> **WHAT IS BEING ASKED**:
All of the material below is to be returned exactly.

-- BEGIN RECORDS SHOWN --

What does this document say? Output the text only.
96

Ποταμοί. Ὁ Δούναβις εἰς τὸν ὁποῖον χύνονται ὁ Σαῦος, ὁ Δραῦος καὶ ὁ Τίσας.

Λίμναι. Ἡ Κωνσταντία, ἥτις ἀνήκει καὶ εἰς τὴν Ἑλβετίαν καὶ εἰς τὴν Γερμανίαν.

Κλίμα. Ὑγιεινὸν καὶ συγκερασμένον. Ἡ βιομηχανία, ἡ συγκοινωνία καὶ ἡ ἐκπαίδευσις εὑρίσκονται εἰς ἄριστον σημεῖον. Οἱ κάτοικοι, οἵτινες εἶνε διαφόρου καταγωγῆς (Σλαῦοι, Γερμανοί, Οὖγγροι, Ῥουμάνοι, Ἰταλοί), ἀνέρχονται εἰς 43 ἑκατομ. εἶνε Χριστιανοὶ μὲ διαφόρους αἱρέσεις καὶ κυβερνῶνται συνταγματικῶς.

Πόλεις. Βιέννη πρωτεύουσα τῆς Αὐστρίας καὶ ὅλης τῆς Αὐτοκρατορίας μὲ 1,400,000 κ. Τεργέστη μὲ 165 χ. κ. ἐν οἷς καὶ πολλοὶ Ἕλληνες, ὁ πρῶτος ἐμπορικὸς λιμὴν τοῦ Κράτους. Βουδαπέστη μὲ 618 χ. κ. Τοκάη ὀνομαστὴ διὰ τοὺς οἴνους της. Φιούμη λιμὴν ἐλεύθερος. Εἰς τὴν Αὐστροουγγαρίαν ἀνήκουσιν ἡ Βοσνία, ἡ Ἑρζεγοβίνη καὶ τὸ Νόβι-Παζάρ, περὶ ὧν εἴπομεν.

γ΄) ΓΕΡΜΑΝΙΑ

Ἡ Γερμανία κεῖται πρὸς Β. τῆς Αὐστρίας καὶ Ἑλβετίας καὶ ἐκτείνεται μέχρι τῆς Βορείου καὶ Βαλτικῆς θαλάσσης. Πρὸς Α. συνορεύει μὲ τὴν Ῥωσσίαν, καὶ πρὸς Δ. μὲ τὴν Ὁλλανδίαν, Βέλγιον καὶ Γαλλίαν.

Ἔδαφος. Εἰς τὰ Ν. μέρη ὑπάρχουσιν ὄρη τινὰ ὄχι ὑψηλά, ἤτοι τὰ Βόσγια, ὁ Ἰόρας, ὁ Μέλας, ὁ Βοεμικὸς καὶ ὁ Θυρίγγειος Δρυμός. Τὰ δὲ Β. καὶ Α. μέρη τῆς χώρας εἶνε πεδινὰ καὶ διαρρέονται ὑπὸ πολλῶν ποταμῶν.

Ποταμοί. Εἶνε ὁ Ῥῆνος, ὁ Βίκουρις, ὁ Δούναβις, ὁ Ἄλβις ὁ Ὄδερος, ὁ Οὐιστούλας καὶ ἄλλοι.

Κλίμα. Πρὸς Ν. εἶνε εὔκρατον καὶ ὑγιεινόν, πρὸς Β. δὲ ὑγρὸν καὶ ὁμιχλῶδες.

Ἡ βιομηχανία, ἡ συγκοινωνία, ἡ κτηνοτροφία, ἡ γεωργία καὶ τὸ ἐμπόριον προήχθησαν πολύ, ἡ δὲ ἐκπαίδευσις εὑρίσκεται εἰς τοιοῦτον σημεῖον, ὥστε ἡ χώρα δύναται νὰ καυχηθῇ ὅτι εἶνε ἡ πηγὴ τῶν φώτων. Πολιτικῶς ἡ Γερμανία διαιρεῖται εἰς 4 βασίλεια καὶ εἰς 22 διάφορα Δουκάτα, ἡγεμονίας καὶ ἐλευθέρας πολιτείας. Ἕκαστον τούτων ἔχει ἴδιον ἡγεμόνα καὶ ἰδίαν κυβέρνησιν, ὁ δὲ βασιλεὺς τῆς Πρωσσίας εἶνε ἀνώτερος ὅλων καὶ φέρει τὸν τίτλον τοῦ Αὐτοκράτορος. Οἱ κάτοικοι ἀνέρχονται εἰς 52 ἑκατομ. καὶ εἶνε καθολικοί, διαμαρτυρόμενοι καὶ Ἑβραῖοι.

-- END RECORDS SHOWN --

> **PROBLEM SOLUTION**:
What does this document say? Output the text only.
96

Ποταμοί. Ὁ Δούναβις εἰς τὸν ὁποῖον χύνονται ὁ Σαῦος, ὁ Δραῦος καὶ ὁ Τίσας.

Λίμναι. Ἡ Κωνσταντία, ἥτις ἀνήκει καὶ εἰς τὴν Ἑλβετίαν καὶ εἰς τὴν Γερμανίαν.

Κλίμα. Ὑγιεινὸν καὶ συγκερασμένον. Ἡ βιομηχανία, ἡ συγκοινωνία καὶ ἡ ἐκπαίδευσις εὑρίσκονται εἰς ἄριστον σημεῖον. Οἱ κάτοικοι, οἵτινες εἶνε διαφόρου καταγωγῆς (Σλαῦοι, Γερμανοί, Οὖγγροι, Ῥουμάνοι, Ἰταλοί), ἀνέρχονται εἰς 43 ἑκατομ. εἶνε Χριστιανοὶ μὲ διαφόρους αἱρέσεις καὶ κυβερνῶνται συνταγματικῶς.

Πόλεις. Βιέννη πρωτεύουσα τῆς Αὐστρίας καὶ ὅλης τῆς Αὐτοκρατορίας μὲ 1,400,000 κ. Τεργέστη μὲ 165 χ. κ. ἐν οἷς καὶ πολλοὶ Ἕλληνες, ὁ πρῶτος ἐμπορικὸς λιμὴν τοῦ Κράτους. Βουδαπέστη μὲ 618 χ. κ. Τοκάη ὀνομαστὴ διὰ τοὺς οἴνους της. Φιούμη λιμὴν ἐλεύθερος. Εἰς τὴν Αὐστροουγγαρίαν ἀνήκουσιν ἡ Βοσνία, ἡ Ἑρζεγοβίνη καὶ τὸ Νόβι-Παζάρ, περὶ ὧν εἴπομεν.

γ΄) ΓΕΡΜΑΝΙΑ

Ἡ Γερμανία κεῖται πρὸς Β. τῆς Αὐστρίας καὶ Ἑλβετίας καὶ ἐκτείνεται μέχρι τῆς Βορείου καὶ Βαλτικῆς θαλάσσης. Πρὸς Α. συνορεύει μὲ τὴν Ῥωσσίαν, καὶ πρὸς Δ. μὲ τὴν Ὁλλανδίαν, Βέλγιον καὶ Γαλλίαν.

Ἔδαφος. Εἰς τὰ Ν. μέρη ὑπάρχουσιν ὄρη τινὰ ὄχι ὑψηλά, ἤτοι τὰ Βόσγια, ὁ Ἰόρας, ὁ Μέλας, ὁ Βοεμικὸς καὶ ὁ Θυρίγγειος Δρυμός. Τὰ δὲ Β. καὶ Α. μέρη τῆς χώρας εἶνε πεδινὰ καὶ διαρρέονται ὑπὸ πολλῶν ποταμῶν.

Ποταμοί. Εἶνε ὁ Ῥῆνος, ὁ Βίκουρις, ὁ Δούναβις, ὁ Ἄλβις ὁ Ὄδερος, ὁ Οὐιστούλας καὶ ἄλλοι.

Κλίμα. Πρὸς Ν. εἶνε εὔκρατον καὶ ὑγιεινόν, πρὸς Β. δὲ ὑγρὸν καὶ ὁμιχλῶδες.

Ἡ βιομηχανία, ἡ συγκοινωνία, ἡ κτηνοτροφία, ἡ γεωργία καὶ τὸ ἐμπόριον προήχθησαν πολύ, ἡ δὲ ἐκπαίδευσις εὑρίσκεται εἰς τοιοῦτον σημεῖον, ὥστε ἡ χώρα δύναται νὰ καυχηθῇ ὅτι εἶνε ἡ πηγὴ τῶν φώτων. Πολιτικῶς ἡ Γερμανία διαιρεῖται εἰς 4 βασίλεια καὶ εἰς 22 διάφορα Δουκάτα, ἡγεμονίας καὶ ἐλευθέρας πολιτείας. Ἕκαστον τούτων ἔχει ἴδιον ἡγεμόνα καὶ ἰδίαν κυβέρνησιν, ὁ δὲ βασιλεὺς τῆς Πρωσσίας εἶνε ἀνώτερος ὅλων καὶ φέρει τὸν τίτλον τοῦ Αὐτοκράτορος. Οἱ κάτοικοι ἀνέρχονται εἰς 52 ἑκατομ. καὶ εἶνε καθολικοί, διαμαρτυρόμενοι καὶ Ἑβραῖοι.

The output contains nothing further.